Instructions for the task:
The records below should be written out again, exactly.

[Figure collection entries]
┌──
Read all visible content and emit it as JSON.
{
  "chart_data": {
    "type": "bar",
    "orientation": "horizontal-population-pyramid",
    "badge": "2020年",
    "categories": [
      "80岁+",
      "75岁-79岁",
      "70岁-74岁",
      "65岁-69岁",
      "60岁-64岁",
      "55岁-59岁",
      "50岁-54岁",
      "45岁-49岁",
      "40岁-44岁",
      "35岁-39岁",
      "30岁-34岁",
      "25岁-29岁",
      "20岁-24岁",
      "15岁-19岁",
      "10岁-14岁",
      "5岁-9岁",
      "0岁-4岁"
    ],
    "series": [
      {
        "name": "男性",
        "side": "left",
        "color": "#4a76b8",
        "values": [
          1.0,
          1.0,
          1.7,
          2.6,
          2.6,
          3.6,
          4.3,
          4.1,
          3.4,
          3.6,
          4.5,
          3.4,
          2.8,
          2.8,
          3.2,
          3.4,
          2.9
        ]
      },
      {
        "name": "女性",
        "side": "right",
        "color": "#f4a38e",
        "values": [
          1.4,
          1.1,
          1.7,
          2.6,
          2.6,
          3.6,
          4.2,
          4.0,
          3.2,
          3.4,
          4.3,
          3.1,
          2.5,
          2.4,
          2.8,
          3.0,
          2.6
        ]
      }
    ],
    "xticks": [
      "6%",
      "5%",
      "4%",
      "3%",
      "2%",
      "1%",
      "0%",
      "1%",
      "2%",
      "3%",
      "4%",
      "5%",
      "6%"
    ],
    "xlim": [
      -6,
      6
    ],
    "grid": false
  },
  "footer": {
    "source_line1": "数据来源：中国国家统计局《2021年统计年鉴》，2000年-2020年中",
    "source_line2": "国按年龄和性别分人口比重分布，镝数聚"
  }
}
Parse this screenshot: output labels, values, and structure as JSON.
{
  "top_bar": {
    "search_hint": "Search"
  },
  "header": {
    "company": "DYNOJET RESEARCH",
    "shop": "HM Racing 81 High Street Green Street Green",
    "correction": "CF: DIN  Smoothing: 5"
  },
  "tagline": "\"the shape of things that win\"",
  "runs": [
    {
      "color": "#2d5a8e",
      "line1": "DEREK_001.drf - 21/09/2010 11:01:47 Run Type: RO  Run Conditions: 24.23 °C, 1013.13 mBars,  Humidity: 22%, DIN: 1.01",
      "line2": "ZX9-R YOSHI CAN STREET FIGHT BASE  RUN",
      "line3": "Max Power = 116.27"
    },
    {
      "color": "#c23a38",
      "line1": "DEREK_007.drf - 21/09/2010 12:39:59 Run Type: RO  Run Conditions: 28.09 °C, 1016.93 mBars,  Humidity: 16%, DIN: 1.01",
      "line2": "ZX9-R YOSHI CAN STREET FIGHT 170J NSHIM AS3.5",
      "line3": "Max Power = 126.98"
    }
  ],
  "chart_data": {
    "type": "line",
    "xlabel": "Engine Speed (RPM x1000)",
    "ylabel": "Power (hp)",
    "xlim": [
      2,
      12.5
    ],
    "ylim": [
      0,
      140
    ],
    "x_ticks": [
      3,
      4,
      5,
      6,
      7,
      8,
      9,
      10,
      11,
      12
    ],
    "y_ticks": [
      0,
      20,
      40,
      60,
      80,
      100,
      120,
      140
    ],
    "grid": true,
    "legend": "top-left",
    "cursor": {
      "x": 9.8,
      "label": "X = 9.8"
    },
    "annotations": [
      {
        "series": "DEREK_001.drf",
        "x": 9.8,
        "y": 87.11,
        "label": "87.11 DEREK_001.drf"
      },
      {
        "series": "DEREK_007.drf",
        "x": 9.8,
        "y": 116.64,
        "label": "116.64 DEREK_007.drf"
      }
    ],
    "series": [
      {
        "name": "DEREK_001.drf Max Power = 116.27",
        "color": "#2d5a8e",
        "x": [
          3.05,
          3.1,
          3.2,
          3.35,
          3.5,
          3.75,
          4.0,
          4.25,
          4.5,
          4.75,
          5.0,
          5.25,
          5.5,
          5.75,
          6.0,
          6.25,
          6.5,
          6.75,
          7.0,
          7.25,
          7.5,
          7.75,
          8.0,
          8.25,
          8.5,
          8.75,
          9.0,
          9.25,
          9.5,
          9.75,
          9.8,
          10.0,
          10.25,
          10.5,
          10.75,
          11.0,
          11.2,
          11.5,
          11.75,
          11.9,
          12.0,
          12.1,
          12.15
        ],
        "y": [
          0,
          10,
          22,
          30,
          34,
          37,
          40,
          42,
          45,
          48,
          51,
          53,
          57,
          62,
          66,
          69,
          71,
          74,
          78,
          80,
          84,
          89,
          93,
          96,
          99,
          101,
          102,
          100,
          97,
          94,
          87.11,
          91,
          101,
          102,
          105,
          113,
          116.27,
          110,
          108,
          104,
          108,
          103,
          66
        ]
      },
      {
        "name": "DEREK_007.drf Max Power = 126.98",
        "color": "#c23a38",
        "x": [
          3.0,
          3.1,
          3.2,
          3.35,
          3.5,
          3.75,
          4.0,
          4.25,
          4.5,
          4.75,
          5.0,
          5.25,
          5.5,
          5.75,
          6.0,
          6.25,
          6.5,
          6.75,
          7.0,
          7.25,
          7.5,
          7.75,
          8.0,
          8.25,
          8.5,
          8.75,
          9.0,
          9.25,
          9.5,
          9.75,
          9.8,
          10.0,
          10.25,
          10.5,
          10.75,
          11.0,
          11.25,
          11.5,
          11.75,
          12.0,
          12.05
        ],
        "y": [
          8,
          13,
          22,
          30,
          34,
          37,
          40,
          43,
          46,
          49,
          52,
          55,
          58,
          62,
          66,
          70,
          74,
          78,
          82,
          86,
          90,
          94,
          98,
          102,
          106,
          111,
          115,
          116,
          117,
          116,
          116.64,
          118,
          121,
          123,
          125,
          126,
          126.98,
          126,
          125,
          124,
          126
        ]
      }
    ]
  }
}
└──
Exercise output:
Read all visible content and emit it as JSON.
{
  "chart_data": {
    "type": "bar",
    "orientation": "horizontal-population-pyramid",
    "badge": "2020年",
    "categories": [
      "80岁+",
      "75岁-79岁",
      "70岁-74岁",
      "65岁-69岁",
      "60岁-64岁",
      "55岁-59岁",
      "50岁-54岁",
      "45岁-49岁",
      "40岁-44岁",
      "35岁-39岁",
      "30岁-34岁",
      "25岁-29岁",
      "20岁-24岁",
      "15岁-19岁",
      "10岁-14岁",
      "5岁-9岁",
      "0岁-4岁"
    ],
    "series": [
      {
        "name": "男性",
        "side": "left",
        "color": "#4a76b8",
        "values": [
          1.0,
          1.0,
          1.7,
          2.6,
          2.6,
          3.6,
          4.3,
          4.1,
          3.4,
          3.6,
          4.5,
          3.4,
          2.8,
          2.8,
          3.2,
          3.4,
          2.9
        ]
      },
      {
        "name": "女性",
        "side": "right",
        "color": "#f4a38e",
        "values": [
          1.4,
          1.1,
          1.7,
          2.6,
          2.6,
          3.6,
          4.2,
          4.0,
          3.2,
          3.4,
          4.3,
          3.1,
          2.5,
          2.4,
          2.8,
          3.0,
          2.6
        ]
      }
    ],
    "xticks": [
      "6%",
      "5%",
      "4%",
      "3%",
      "2%",
      "1%",
      "0%",
      "1%",
      "2%",
      "3%",
      "4%",
      "5%",
      "6%"
    ],
    "xlim": [
      -6,
      6
    ],
    "grid": false
  },
  "footer": {
    "source_line1": "数据来源：中国国家统计局《2021年统计年鉴》，2000年-2020年中",
    "source_line2": "国按年龄和性别分人口比重分布，镝数聚"
  }
}
Parse this screenshot: output labels, values, and structure as JSON.
{
  "top_bar": {
    "search_hint": "Search"
  },
  "header": {
    "company": "DYNOJET RESEARCH",
    "shop": "HM Racing 81 High Street Green Street Green",
    "correction": "CF: DIN  Smoothing: 5"
  },
  "tagline": "\"the shape of things that win\"",
  "runs": [
    {
      "color": "#2d5a8e",
      "line1": "DEREK_001.drf - 21/09/2010 11:01:47 Run Type: RO  Run Conditions: 24.23 °C, 1013.13 mBars,  Humidity: 22%, DIN: 1.01",
      "line2": "ZX9-R YOSHI CAN STREET FIGHT BASE  RUN",
      "line3": "Max Power = 116.27"
    },
    {
      "color": "#c23a38",
      "line1": "DEREK_007.drf - 21/09/2010 12:39:59 Run Type: RO  Run Conditions: 28.09 °C, 1016.93 mBars,  Humidity: 16%, DIN: 1.01",
      "line2": "ZX9-R YOSHI CAN STREET FIGHT 170J NSHIM AS3.5",
      "line3": "Max Power = 126.98"
    }
  ],
  "chart_data": {
    "type": "line",
    "xlabel": "Engine Speed (RPM x1000)",
    "ylabel": "Power (hp)",
    "xlim": [
      2,
      12.5
    ],
    "ylim": [
      0,
      140
    ],
    "x_ticks": [
      3,
      4,
      5,
      6,
      7,
      8,
      9,
      10,
      11,
      12
    ],
    "y_ticks": [
      0,
      20,
      40,
      60,
      80,
      100,
      120,
      140
    ],
    "grid": true,
    "legend": "top-left",
    "cursor": {
      "x": 9.8,
      "label": "X = 9.8"
    },
    "annotations": [
      {
        "series": "DEREK_001.drf",
        "x": 9.8,
        "y": 87.11,
        "label": "87.11 DEREK_001.drf"
      },
      {
        "series": "DEREK_007.drf",
        "x": 9.8,
        "y": 116.64,
        "label": "116.64 DEREK_007.drf"
      }
    ],
    "series": [
      {
        "name": "DEREK_001.drf Max Power = 116.27",
        "color": "#2d5a8e",
        "x": [
          3.05,
          3.1,
          3.2,
          3.35,
          3.5,
          3.75,
          4.0,
          4.25,
          4.5,
          4.75,
          5.0,
          5.25,
          5.5,
          5.75,
          6.0,
          6.25,
          6.5,
          6.75,
          7.0,
          7.25,
          7.5,
          7.75,
          8.0,
          8.25,
          8.5,
          8.75,
          9.0,
          9.25,
          9.5,
          9.75,
          9.8,
          10.0,
          10.25,
          10.5,
          10.75,
          11.0,
          11.2,
          11.5,
          11.75,
          11.9,
          12.0,
          12.1,
          12.15
        ],
        "y": [
          0,
          10,
          22,
          30,
          34,
          37,
          40,
          42,
          45,
          48,
          51,
          53,
          57,
          62,
          66,
          69,
          71,
          74,
          78,
          80,
          84,
          89,
          93,
          96,
          99,
          101,
          102,
          100,
          97,
          94,
          87.11,
          91,
          101,
          102,
          105,
          113,
          116.27,
          110,
          108,
          104,
          108,
          103,
          66
        ]
      },
      {
        "name": "DEREK_007.drf Max Power = 126.98",
        "color": "#c23a38",
        "x": [
          3.0,
          3.1,
          3.2,
          3.35,
          3.5,
          3.75,
          4.0,
          4.25,
          4.5,
          4.75,
          5.0,
          5.25,
          5.5,
          5.75,
          6.0,
          6.25,
          6.5,
          6.75,
          7.0,
          7.25,
          7.5,
          7.75,
          8.0,
          8.25,
          8.5,
          8.75,
          9.0,
          9.25,
          9.5,
          9.75,
          9.8,
          10.0,
          10.25,
          10.5,
          10.75,
          11.0,
          11.25,
          11.5,
          11.75,
          12.0,
          12.05
        ],
        "y": [
          8,
          13,
          22,
          30,
          34,
          37,
          40,
          43,
          46,
          49,
          52,
          55,
          58,
          62,
          66,
          70,
          74,
          78,
          82,
          86,
          90,
          94,
          98,
          102,
          106,
          111,
          115,
          116,
          117,
          116,
          116.64,
          118,
          121,
          123,
          125,
          126,
          126.98,
          126,
          125,
          124,
          126
        ]
      }
    ]
  }
}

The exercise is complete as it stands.